>> START

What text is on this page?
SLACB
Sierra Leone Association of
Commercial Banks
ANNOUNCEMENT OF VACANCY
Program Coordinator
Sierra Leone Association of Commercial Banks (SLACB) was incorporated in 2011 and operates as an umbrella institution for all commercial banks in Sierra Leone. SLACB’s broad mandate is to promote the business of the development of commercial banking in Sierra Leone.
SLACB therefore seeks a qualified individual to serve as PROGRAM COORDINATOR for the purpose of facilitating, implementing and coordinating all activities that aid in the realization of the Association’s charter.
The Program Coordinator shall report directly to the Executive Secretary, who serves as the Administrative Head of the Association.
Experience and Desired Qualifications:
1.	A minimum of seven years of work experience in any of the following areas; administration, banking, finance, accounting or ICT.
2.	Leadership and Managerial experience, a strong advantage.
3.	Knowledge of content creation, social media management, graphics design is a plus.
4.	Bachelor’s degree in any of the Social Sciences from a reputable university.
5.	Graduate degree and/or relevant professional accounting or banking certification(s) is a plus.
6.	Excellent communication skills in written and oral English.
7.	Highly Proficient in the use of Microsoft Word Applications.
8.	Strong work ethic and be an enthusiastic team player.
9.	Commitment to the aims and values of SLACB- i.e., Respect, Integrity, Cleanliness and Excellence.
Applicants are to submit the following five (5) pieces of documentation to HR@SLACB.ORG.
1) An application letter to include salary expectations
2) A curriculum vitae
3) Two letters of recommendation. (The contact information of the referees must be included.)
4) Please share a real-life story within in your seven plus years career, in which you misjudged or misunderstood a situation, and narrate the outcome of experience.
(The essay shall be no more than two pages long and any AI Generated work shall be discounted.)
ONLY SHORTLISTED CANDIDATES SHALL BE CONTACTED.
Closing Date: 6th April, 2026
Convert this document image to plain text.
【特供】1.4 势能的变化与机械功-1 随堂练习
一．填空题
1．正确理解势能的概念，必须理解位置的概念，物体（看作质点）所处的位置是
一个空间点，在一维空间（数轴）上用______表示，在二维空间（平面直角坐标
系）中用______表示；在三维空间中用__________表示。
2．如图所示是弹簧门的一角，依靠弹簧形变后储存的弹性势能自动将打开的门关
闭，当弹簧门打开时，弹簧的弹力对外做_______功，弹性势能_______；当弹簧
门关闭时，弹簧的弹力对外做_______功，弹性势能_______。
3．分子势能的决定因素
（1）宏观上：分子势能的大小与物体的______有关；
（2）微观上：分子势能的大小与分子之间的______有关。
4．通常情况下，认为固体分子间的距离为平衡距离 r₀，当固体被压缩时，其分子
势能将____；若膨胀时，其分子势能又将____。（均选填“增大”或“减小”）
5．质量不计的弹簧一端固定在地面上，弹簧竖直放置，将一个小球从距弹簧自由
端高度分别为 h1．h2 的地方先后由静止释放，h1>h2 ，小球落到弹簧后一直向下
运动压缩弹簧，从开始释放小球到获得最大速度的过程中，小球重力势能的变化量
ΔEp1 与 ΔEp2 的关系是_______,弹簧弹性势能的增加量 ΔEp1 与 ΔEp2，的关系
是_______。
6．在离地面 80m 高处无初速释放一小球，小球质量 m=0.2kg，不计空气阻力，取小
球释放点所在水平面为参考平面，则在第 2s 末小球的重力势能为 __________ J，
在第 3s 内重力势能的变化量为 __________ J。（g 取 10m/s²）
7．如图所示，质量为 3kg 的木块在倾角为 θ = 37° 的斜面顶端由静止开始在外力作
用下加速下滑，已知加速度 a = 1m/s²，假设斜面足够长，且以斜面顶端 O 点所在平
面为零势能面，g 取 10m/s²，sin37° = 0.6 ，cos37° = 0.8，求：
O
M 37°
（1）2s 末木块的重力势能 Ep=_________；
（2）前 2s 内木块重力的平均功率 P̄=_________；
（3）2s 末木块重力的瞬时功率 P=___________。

>> END

:: Your task ::
Please reproduce each record precisely as written.

:: The output ::
What text is on this page?
SLACB
Sierra Leone Association of
Commercial Banks
ANNOUNCEMENT OF VACANCY
Program Coordinator
Sierra Leone Association of Commercial Banks (SLACB) was incorporated in 2011 and operates as an umbrella institution for all commercial banks in Sierra Leone. SLACB’s broad mandate is to promote the business of the development of commercial banking in Sierra Leone.
SLACB therefore seeks a qualified individual to serve as PROGRAM COORDINATOR for the purpose of facilitating, implementing and coordinating all activities that aid in the realization of the Association’s charter.
The Program Coordinator shall report directly to the Executive Secretary, who serves as the Administrative Head of the Association.
Experience and Desired Qualifications:
1.	A minimum of seven years of work experience in any of the following areas; administration, banking, finance, accounting or ICT.
2.	Leadership and Managerial experience, a strong advantage.
3.	Knowledge of content creation, social media management, graphics design is a plus.
4.	Bachelor’s degree in any of the Social Sciences from a reputable university.
5.	Graduate degree and/or relevant professional accounting or banking certification(s) is a plus.
6.	Excellent communication skills in written and oral English.
7.	Highly Proficient in the use of Microsoft Word Applications.
8.	Strong work ethic and be an enthusiastic team player.
9.	Commitment to the aims and values of SLACB- i.e., Respect, Integrity, Cleanliness and Excellence.
Applicants are to submit the following five (5) pieces of documentation to HR@SLACB.ORG.
1) An application letter to include salary expectations
2) A curriculum vitae
3) Two letters of recommendation. (The contact information of the referees must be included.)
4) Please share a real-life story within in your seven plus years career, in which you misjudged or misunderstood a situation, and narrate the outcome of experience.
(The essay shall be no more than two pages long and any AI Generated work shall be discounted.)
ONLY SHORTLISTED CANDIDATES SHALL BE CONTACTED.
Closing Date: 6th April, 2026
Convert this document image to plain text.
【特供】1.4 势能的变化与机械功-1 随堂练习
一．填空题
1．正确理解势能的概念，必须理解位置的概念，物体（看作质点）所处的位置是
一个空间点，在一维空间（数轴）上用______表示，在二维空间（平面直角坐标
系）中用______表示；在三维空间中用__________表示。
2．如图所示是弹簧门的一角，依靠弹簧形变后储存的弹性势能自动将打开的门关
闭，当弹簧门打开时，弹簧的弹力对外做_______功，弹性势能_______；当弹簧
门关闭时，弹簧的弹力对外做_______功，弹性势能_______。
3．分子势能的决定因素
（1）宏观上：分子势能的大小与物体的______有关；
（2）微观上：分子势能的大小与分子之间的______有关。
4．通常情况下，认为固体分子间的距离为平衡距离 r₀，当固体被压缩时，其分子
势能将____；若膨胀时，其分子势能又将____。（均选填“增大”或“减小”）
5．质量不计的弹簧一端固定在地面上，弹簧竖直放置，将一个小球从距弹簧自由
端高度分别为 h1．h2 的地方先后由静止释放，h1>h2 ，小球落到弹簧后一直向下
运动压缩弹簧，从开始释放小球到获得最大速度的过程中，小球重力势能的变化量
ΔEp1 与 ΔEp2 的关系是_______,弹簧弹性势能的增加量 ΔEp1 与 ΔEp2，的关系
是_______。
6．在离地面 80m 高处无初速释放一小球，小球质量 m=0.2kg，不计空气阻力，取小
球释放点所在水平面为参考平面，则在第 2s 末小球的重力势能为 __________ J，
在第 3s 内重力势能的变化量为 __________ J。（g 取 10m/s²）
7．如图所示，质量为 3kg 的木块在倾角为 θ = 37° 的斜面顶端由静止开始在外力作
用下加速下滑，已知加速度 a = 1m/s²，假设斜面足够长，且以斜面顶端 O 点所在平
面为零势能面，g 取 10m/s²，sin37° = 0.6 ，cos37° = 0.8，求：
O
M 37°
（1）2s 末木块的重力势能 Ep=_________；
（2）前 2s 内木块重力的平均功率 P̄=_________；
（3）2s 末木块重力的瞬时功率 P=___________。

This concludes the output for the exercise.